• **RECORDED INFORMATION**
++++++++++++++++++++

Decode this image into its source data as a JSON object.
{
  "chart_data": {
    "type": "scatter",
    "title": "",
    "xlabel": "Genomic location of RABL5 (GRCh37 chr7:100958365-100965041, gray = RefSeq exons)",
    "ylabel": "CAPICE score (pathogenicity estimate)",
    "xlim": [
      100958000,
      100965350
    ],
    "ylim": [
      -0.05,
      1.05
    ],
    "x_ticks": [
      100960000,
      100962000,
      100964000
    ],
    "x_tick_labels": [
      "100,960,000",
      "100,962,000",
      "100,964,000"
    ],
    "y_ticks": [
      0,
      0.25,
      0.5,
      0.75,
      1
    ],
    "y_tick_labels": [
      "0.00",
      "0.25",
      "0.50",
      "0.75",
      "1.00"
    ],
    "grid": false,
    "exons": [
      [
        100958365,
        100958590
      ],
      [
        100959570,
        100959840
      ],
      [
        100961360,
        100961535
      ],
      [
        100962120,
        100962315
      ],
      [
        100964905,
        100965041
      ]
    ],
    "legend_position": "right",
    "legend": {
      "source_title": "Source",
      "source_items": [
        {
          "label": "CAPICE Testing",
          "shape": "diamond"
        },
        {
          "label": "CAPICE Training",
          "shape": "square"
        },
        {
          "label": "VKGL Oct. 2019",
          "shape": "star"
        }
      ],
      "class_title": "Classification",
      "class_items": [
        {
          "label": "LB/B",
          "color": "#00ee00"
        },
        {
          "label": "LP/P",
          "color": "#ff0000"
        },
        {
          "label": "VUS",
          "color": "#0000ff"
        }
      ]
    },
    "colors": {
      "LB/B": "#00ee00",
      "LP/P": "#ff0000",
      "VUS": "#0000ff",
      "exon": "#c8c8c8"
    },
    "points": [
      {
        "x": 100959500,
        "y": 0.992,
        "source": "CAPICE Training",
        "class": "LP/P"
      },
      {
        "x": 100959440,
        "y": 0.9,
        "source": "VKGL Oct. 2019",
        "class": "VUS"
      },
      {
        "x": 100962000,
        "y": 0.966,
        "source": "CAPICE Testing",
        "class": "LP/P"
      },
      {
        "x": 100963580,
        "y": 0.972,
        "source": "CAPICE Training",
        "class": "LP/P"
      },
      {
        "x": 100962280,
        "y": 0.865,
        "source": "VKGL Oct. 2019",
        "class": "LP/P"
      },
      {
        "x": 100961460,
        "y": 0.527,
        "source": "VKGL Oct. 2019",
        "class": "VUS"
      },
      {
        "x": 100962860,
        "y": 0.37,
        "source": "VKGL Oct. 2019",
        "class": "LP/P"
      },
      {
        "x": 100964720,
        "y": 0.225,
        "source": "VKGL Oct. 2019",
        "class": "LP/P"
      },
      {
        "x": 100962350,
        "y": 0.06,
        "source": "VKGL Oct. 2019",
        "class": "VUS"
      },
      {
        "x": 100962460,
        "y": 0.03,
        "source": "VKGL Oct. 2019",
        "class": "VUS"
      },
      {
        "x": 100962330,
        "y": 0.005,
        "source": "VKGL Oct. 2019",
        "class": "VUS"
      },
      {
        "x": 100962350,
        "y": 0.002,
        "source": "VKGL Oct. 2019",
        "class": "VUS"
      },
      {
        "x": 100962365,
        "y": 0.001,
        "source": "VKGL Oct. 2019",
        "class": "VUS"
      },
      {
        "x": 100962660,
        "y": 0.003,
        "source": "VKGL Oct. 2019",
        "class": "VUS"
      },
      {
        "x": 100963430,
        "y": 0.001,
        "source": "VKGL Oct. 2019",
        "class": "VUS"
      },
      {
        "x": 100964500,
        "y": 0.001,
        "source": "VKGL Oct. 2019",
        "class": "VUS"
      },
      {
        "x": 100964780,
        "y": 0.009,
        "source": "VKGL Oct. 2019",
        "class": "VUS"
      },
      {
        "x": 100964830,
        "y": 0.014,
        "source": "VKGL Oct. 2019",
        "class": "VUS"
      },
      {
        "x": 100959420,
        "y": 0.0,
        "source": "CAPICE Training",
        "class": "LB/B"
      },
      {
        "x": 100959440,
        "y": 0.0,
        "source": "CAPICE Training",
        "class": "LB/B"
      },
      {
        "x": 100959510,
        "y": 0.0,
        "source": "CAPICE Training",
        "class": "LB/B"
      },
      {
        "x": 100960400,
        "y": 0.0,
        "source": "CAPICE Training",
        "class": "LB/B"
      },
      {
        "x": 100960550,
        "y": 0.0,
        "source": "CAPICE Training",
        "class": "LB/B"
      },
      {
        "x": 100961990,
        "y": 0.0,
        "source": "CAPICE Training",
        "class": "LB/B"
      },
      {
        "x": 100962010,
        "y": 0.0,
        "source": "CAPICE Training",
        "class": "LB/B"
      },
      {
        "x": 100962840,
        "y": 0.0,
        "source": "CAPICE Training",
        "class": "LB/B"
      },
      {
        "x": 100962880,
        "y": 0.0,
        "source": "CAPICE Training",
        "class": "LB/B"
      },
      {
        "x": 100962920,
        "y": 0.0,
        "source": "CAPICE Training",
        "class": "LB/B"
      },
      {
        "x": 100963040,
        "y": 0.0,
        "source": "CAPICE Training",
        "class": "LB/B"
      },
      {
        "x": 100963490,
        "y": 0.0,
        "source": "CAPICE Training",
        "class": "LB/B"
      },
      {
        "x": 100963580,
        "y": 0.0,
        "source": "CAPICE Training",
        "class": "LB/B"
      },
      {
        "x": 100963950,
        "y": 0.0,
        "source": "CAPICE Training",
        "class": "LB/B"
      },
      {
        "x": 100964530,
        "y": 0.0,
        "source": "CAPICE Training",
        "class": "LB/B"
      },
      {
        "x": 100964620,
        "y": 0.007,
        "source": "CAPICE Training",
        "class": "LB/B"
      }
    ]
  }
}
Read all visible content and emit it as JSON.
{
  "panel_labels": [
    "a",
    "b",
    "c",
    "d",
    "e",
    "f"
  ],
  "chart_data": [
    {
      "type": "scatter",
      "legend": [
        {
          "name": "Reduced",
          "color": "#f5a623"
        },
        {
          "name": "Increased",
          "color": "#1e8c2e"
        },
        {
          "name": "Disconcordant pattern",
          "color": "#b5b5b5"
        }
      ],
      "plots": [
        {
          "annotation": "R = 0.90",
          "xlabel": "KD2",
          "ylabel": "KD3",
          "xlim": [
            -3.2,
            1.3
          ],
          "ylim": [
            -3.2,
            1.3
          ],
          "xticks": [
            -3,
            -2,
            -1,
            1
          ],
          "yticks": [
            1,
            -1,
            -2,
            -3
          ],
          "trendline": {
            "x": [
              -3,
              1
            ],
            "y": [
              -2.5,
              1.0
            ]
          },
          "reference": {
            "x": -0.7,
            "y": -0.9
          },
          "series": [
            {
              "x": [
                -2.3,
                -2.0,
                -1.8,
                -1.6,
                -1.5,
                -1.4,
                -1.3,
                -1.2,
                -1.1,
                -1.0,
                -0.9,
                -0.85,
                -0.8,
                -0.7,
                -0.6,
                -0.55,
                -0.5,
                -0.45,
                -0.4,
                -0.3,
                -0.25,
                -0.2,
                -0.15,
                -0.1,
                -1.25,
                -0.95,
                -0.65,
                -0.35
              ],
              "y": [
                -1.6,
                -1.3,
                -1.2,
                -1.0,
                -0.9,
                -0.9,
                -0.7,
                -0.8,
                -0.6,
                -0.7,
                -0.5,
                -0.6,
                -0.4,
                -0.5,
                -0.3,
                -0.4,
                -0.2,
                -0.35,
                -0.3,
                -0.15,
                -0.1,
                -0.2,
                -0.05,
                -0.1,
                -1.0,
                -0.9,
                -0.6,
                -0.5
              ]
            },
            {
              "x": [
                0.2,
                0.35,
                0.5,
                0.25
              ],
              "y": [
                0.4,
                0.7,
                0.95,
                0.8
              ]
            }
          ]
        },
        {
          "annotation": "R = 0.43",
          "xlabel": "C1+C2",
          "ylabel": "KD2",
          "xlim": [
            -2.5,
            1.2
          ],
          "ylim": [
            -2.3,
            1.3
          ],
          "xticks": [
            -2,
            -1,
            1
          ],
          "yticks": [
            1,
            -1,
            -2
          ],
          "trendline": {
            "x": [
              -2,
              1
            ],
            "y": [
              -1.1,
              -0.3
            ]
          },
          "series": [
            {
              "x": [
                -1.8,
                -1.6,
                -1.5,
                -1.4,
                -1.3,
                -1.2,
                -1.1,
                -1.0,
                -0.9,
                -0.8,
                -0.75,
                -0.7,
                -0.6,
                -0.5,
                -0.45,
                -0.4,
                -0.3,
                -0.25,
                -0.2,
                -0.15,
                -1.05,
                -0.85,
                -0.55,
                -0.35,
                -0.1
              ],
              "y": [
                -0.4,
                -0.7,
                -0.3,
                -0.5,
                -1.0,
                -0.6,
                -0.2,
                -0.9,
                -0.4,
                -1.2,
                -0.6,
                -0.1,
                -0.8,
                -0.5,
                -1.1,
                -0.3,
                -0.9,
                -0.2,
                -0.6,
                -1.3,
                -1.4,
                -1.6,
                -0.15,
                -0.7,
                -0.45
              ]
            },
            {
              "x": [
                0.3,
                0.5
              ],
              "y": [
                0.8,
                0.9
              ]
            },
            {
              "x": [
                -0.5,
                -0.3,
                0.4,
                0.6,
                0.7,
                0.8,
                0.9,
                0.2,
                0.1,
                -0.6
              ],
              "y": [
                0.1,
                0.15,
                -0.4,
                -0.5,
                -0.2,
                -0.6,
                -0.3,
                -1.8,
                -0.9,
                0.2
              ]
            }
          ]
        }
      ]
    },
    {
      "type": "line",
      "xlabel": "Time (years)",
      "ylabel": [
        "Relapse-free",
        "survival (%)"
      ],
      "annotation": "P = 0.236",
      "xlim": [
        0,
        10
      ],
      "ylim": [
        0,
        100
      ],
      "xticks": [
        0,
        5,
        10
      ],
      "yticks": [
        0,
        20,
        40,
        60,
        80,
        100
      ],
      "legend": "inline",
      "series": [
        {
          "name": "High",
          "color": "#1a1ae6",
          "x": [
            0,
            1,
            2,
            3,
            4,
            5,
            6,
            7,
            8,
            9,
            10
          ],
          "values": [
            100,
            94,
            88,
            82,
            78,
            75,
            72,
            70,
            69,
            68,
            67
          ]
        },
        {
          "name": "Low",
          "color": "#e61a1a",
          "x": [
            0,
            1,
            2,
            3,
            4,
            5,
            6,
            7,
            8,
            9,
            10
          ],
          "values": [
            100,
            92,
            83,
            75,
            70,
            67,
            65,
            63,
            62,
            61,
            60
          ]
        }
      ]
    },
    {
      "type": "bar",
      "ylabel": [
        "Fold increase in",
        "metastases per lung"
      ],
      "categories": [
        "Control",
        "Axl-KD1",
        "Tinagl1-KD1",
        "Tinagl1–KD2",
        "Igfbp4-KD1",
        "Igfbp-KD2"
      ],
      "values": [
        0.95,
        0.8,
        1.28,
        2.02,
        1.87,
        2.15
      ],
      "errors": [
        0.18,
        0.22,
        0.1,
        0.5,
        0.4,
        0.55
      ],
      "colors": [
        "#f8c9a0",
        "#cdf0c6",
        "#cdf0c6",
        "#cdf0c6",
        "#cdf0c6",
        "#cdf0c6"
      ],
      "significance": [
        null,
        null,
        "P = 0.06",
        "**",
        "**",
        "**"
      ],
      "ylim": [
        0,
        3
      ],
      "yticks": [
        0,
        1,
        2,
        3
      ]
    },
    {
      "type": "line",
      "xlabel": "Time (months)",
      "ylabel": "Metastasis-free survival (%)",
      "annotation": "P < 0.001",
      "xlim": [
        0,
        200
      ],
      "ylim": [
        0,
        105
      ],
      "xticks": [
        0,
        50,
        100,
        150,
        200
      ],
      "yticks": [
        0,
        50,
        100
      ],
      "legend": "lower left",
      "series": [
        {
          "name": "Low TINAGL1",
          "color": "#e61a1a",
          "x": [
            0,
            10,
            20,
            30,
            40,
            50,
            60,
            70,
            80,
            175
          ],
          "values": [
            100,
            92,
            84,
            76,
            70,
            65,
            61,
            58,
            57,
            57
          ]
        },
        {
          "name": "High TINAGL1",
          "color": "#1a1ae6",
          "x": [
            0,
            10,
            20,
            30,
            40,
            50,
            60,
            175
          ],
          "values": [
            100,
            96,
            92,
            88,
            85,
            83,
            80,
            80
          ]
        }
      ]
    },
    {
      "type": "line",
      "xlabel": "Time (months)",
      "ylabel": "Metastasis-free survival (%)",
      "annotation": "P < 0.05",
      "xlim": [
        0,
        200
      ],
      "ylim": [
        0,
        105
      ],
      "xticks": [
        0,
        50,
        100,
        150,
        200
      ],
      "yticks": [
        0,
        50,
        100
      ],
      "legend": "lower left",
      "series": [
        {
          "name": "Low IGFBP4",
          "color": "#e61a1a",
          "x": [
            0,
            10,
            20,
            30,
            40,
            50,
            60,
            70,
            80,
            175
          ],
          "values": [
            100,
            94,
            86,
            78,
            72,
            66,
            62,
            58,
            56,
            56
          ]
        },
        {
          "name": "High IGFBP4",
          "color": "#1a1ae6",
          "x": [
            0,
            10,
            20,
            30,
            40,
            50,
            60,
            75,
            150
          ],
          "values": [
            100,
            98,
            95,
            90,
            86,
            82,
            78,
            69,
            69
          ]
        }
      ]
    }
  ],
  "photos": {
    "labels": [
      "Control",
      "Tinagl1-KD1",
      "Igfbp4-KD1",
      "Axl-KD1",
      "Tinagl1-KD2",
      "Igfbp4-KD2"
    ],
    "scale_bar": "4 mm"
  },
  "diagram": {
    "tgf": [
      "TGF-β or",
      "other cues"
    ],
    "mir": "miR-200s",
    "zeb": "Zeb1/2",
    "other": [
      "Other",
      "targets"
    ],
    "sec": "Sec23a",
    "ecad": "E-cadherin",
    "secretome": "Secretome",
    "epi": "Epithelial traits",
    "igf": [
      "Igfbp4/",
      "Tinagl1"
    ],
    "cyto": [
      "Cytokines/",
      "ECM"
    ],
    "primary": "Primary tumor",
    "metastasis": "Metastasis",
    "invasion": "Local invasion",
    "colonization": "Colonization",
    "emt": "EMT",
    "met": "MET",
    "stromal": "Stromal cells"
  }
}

++++++++++++++++++++

• **TASK**
Look through the records and copy every line that has the word "annotation".

• **RESPONSE FOR THIS EXERCISE**
          "annotation": "R = 0.90",
          "annotation": "R = 0.43",
      "annotation": "P = 0.236",
      "annotation": "P < 0.001",
      "annotation": "P < 0.05",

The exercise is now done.